* [Task statement]
Determine how many lines of the material hold the string "name" and reply with only that number.

BEGIN Stored data

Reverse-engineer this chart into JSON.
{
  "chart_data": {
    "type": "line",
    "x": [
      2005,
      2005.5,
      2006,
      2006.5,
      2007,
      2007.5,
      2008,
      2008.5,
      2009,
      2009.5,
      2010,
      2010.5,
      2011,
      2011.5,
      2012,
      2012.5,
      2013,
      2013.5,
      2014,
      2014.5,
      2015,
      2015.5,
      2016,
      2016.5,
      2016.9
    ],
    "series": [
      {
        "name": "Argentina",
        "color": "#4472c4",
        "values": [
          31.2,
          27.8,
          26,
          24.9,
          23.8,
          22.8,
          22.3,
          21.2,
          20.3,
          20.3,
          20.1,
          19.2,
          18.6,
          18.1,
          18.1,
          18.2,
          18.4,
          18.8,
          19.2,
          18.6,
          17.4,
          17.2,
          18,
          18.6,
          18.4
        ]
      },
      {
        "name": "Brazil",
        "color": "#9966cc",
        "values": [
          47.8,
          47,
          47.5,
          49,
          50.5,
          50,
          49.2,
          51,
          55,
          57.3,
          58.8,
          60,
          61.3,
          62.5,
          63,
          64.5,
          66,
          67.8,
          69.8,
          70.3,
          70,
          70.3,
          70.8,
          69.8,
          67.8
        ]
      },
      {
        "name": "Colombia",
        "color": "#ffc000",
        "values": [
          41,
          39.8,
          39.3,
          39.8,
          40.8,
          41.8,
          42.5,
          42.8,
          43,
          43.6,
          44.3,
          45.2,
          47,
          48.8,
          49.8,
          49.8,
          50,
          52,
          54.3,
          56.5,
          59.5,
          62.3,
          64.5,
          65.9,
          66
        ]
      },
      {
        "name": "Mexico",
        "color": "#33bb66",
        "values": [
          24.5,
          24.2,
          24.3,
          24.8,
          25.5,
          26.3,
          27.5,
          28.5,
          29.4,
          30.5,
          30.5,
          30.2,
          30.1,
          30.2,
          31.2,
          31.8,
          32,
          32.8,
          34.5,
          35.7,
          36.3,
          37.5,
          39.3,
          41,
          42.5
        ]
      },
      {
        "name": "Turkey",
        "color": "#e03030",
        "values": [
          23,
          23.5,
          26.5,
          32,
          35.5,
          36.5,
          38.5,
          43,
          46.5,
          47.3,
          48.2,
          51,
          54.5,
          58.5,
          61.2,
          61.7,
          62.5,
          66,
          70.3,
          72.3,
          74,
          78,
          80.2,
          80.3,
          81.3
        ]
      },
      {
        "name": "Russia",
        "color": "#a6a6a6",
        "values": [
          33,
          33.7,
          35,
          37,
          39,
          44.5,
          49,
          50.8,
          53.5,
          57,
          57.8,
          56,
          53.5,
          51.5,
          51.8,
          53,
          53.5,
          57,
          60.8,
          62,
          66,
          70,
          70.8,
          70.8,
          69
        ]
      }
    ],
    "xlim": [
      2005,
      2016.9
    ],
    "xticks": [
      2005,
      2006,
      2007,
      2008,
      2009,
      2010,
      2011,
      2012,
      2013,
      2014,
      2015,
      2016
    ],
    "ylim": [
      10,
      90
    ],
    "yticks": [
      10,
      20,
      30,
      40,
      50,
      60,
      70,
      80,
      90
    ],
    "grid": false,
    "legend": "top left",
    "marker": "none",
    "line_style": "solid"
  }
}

END Stored data

* [Exercise output]
6